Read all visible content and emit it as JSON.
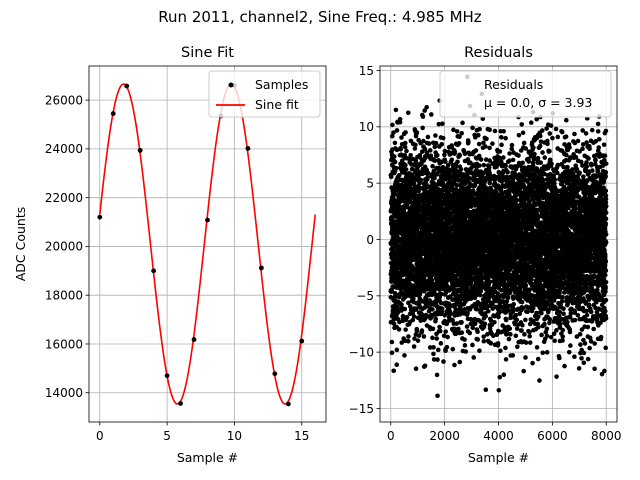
{
  "figure": {
    "suptitle": "Run 2011, channel2, Sine Freq.: 4.985 MHz"
  },
  "chart_data": [
    {
      "type": "line",
      "title": "Sine Fit",
      "xlabel": "Sample #",
      "ylabel": "ADC Counts",
      "xlim": [
        -0.8,
        16.8
      ],
      "ylim": [
        12800,
        27400
      ],
      "xticks": [
        0,
        5,
        10,
        15
      ],
      "yticks": [
        14000,
        16000,
        18000,
        20000,
        22000,
        24000,
        26000
      ],
      "grid": true,
      "legend": {
        "placement": "upper-right",
        "entries": [
          "Samples",
          "Sine fit"
        ]
      },
      "series": [
        {
          "name": "Samples",
          "kind": "scatter",
          "color": "#000000",
          "x": [
            0,
            1,
            2,
            3,
            4,
            5,
            6,
            7,
            8,
            9,
            10,
            11,
            12,
            13,
            14,
            15
          ],
          "y": [
            21200,
            25450,
            26580,
            23940,
            19000,
            14700,
            13560,
            16180,
            21080,
            25350,
            26600,
            24020,
            19120,
            14780,
            13540,
            16120
          ]
        },
        {
          "name": "Sine fit",
          "kind": "line",
          "color": "#ff0000",
          "function": {
            "offset": 20100,
            "amplitude": 6560,
            "period": 8.0,
            "phase": 0.185,
            "x_start": 0,
            "x_end": 16
          }
        }
      ]
    },
    {
      "type": "scatter",
      "title": "Residuals",
      "xlabel": "Sample #",
      "ylabel": "",
      "xlim": [
        -400,
        8400
      ],
      "ylim": [
        -16.2,
        15.4
      ],
      "xticks": [
        0,
        2000,
        4000,
        6000,
        8000
      ],
      "yticks": [
        -15,
        -10,
        -5,
        0,
        5,
        10,
        15
      ],
      "grid": true,
      "legend": {
        "placement": "upper-right",
        "entries": [
          "Residuals",
          "μ = 0.0, σ = 3.93"
        ]
      },
      "series": [
        {
          "name": "Residuals",
          "color": "#000000",
          "n_points": 8000,
          "x_range": [
            0,
            8000
          ],
          "mean": 0.0,
          "std": 3.93
        }
      ]
    }
  ]
}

TASK TO COMPLETE >>
Can you retype every record above exactly, leaving out the pictures?

OUTPUT FOR THIS EXERCISE >>
Read all visible content and emit it as JSON.
{
  "figure": {
    "suptitle": "Run 2011, channel2, Sine Freq.: 4.985 MHz"
  },
  "chart_data": [
    {
      "type": "line",
      "title": "Sine Fit",
      "xlabel": "Sample #",
      "ylabel": "ADC Counts",
      "xlim": [
        -0.8,
        16.8
      ],
      "ylim": [
        12800,
        27400
      ],
      "xticks": [
        0,
        5,
        10,
        15
      ],
      "yticks": [
        14000,
        16000,
        18000,
        20000,
        22000,
        24000,
        26000
      ],
      "grid": true,
      "legend": {
        "placement": "upper-right",
        "entries": [
          "Samples",
          "Sine fit"
        ]
      },
      "series": [
        {
          "name": "Samples",
          "kind": "scatter",
          "color": "#000000",
          "x": [
            0,
            1,
            2,
            3,
            4,
            5,
            6,
            7,
            8,
            9,
            10,
            11,
            12,
            13,
            14,
            15
          ],
          "y": [
            21200,
            25450,
            26580,
            23940,
            19000,
            14700,
            13560,
            16180,
            21080,
            25350,
            26600,
            24020,
            19120,
            14780,
            13540,
            16120
          ]
        },
        {
          "name": "Sine fit",
          "kind": "line",
          "color": "#ff0000",
          "function": {
            "offset": 20100,
            "amplitude": 6560,
            "period": 8.0,
            "phase": 0.185,
            "x_start": 0,
            "x_end": 16
          }
        }
      ]
    },
    {
      "type": "scatter",
      "title": "Residuals",
      "xlabel": "Sample #",
      "ylabel": "",
      "xlim": [
        -400,
        8400
      ],
      "ylim": [
        -16.2,
        15.4
      ],
      "xticks": [
        0,
        2000,
        4000,
        6000,
        8000
      ],
      "yticks": [
        -15,
        -10,
        -5,
        0,
        5,
        10,
        15
      ],
      "grid": true,
      "legend": {
        "placement": "upper-right",
        "entries": [
          "Residuals",
          "μ = 0.0, σ = 3.93"
        ]
      },
      "series": [
        {
          "name": "Residuals",
          "color": "#000000",
          "n_points": 8000,
          "x_range": [
            0,
            8000
          ],
          "mean": 0.0,
          "std": 3.93
        }
      ]
    }
  ]
}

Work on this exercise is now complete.